[Part of a data file]
-------
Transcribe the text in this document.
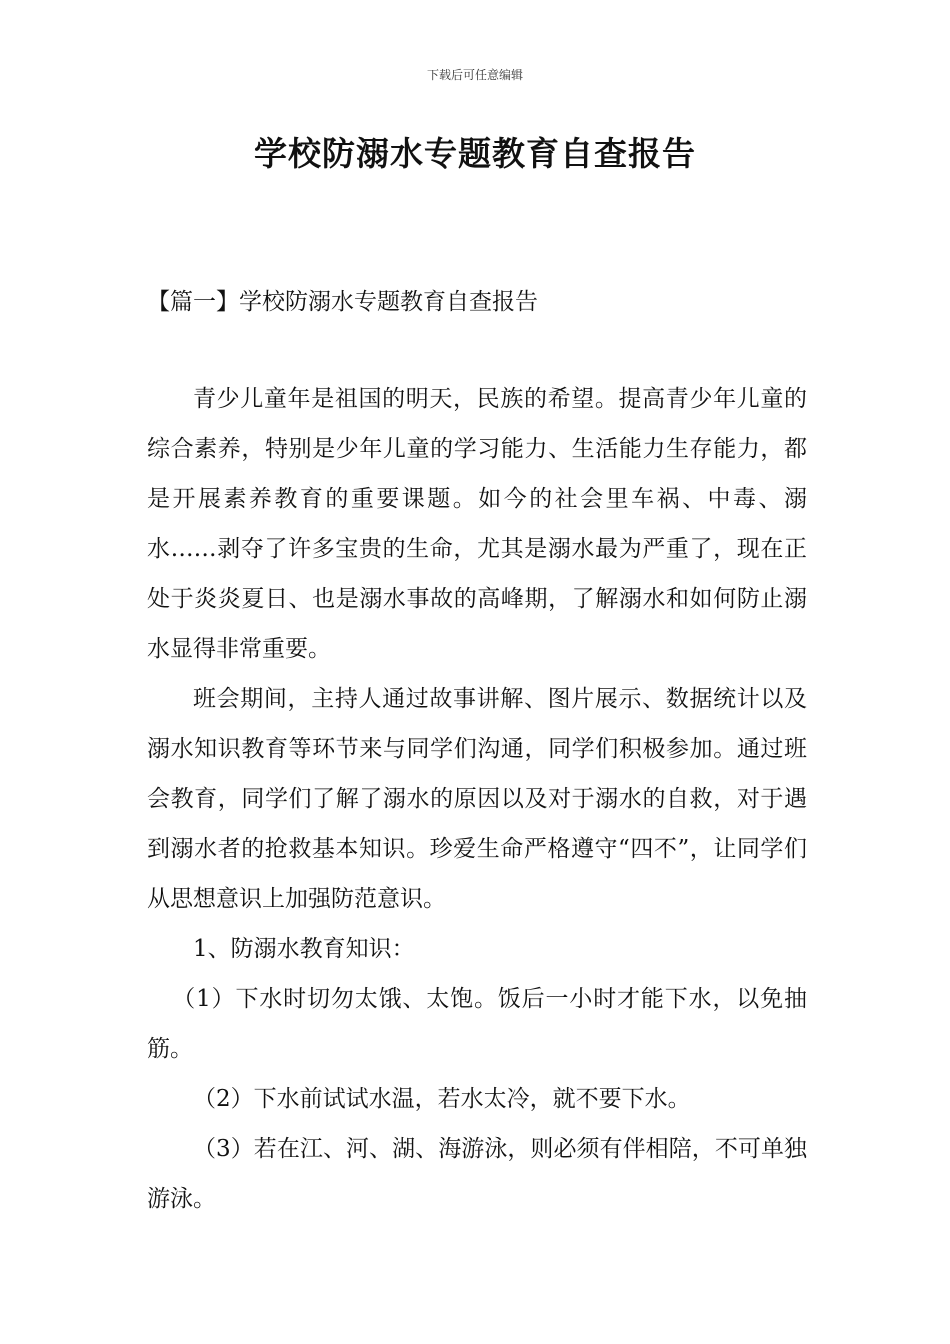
下载后可任意编辑
学校防溺水专题教育自查报告
【篇一】学校防溺水专题教育自查报告

青少儿童年是祖国的明天，民族的希望。提高青少年儿童的综合素养，特别是少年儿童的学习能力、生活能力生存能力，都是开展素养教育的重要课题。如今的社会里车祸、中毒、溺水……剥夺了许多宝贵的生命，尤其是溺水最为严重了，现在正处于炎炎夏日、也是溺水事故的高峰期，了解溺水和如何防止溺水显得非常重要。

班会期间，主持人通过故事讲解、图片展示、数据统计以及溺水知识教育等环节来与同学们沟通，同学们积极参加。通过班会教育，同学们了解了溺水的原因以及对于溺水的自救，对于遇到溺水者的抢救基本知识。珍爱生命严格遵守“四不”，让同学们从思想意识上加强防范意识。

1、防溺水教育知识：

（1）下水时切勿太饿、太饱。饭后一小时才能下水，以免抽筋。

（2）下水前试试水温，若水太冷，就不要下水。

（3）若在江、河、湖、海游泳，则必须有伴相陪，不可单独游泳。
-------
» **WHAT IS ASKED**:
Reproduce all the records verbatim, excluding images.

» **COMPLETED TASK**:
Transcribe the text in this document.
下载后可任意编辑
学校防溺水专题教育自查报告
【篇一】学校防溺水专题教育自查报告

青少儿童年是祖国的明天，民族的希望。提高青少年儿童的综合素养，特别是少年儿童的学习能力、生活能力生存能力，都是开展素养教育的重要课题。如今的社会里车祸、中毒、溺水……剥夺了许多宝贵的生命，尤其是溺水最为严重了，现在正处于炎炎夏日、也是溺水事故的高峰期，了解溺水和如何防止溺水显得非常重要。

班会期间，主持人通过故事讲解、图片展示、数据统计以及溺水知识教育等环节来与同学们沟通，同学们积极参加。通过班会教育，同学们了解了溺水的原因以及对于溺水的自救，对于遇到溺水者的抢救基本知识。珍爱生命严格遵守“四不”，让同学们从思想意识上加强防范意识。

1、防溺水教育知识：

（1）下水时切勿太饿、太饱。饭后一小时才能下水，以免抽筋。

（2）下水前试试水温，若水太冷，就不要下水。

（3）若在江、河、湖、海游泳，则必须有伴相陪，不可单独游泳。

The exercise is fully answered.